### Problem to work on
Repeat all of the data precisely.

━━━ Stored records

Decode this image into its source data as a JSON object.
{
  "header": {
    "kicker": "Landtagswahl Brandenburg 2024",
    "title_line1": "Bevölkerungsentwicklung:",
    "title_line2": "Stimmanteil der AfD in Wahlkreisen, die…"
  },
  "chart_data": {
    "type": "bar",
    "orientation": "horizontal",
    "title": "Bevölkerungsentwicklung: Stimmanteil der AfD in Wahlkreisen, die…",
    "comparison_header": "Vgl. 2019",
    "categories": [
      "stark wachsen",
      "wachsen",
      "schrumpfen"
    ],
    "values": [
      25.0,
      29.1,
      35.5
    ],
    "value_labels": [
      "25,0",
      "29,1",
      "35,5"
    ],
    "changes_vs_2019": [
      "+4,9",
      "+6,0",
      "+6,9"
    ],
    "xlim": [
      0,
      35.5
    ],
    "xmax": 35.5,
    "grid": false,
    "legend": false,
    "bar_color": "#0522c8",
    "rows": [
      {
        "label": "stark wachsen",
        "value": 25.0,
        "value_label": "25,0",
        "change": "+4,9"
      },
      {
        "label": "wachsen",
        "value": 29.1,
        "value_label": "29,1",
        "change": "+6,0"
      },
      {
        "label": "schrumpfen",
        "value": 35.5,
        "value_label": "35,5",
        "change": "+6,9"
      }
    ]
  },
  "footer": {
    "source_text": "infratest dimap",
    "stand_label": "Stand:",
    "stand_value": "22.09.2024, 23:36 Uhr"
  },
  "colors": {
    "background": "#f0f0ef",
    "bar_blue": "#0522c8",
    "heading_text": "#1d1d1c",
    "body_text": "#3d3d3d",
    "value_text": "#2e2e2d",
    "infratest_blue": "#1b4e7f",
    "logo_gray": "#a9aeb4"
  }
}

━━━━━━

### Result of the task
Decode this image into its source data as a JSON object.
{
  "header": {
    "kicker": "Landtagswahl Brandenburg 2024",
    "title_line1": "Bevölkerungsentwicklung:",
    "title_line2": "Stimmanteil der AfD in Wahlkreisen, die…"
  },
  "chart_data": {
    "type": "bar",
    "orientation": "horizontal",
    "title": "Bevölkerungsentwicklung: Stimmanteil der AfD in Wahlkreisen, die…",
    "comparison_header": "Vgl. 2019",
    "categories": [
      "stark wachsen",
      "wachsen",
      "schrumpfen"
    ],
    "values": [
      25.0,
      29.1,
      35.5
    ],
    "value_labels": [
      "25,0",
      "29,1",
      "35,5"
    ],
    "changes_vs_2019": [
      "+4,9",
      "+6,0",
      "+6,9"
    ],
    "xlim": [
      0,
      35.5
    ],
    "xmax": 35.5,
    "grid": false,
    "legend": false,
    "bar_color": "#0522c8",
    "rows": [
      {
        "label": "stark wachsen",
        "value": 25.0,
        "value_label": "25,0",
        "change": "+4,9"
      },
      {
        "label": "wachsen",
        "value": 29.1,
        "value_label": "29,1",
        "change": "+6,0"
      },
      {
        "label": "schrumpfen",
        "value": 35.5,
        "value_label": "35,5",
        "change": "+6,9"
      }
    ]
  },
  "footer": {
    "source_text": "infratest dimap",
    "stand_label": "Stand:",
    "stand_value": "22.09.2024, 23:36 Uhr"
  },
  "colors": {
    "background": "#f0f0ef",
    "bar_blue": "#0522c8",
    "heading_text": "#1d1d1c",
    "body_text": "#3d3d3d",
    "value_text": "#2e2e2d",
    "infratest_blue": "#1b4e7f",
    "logo_gray": "#a9aeb4"
  }
}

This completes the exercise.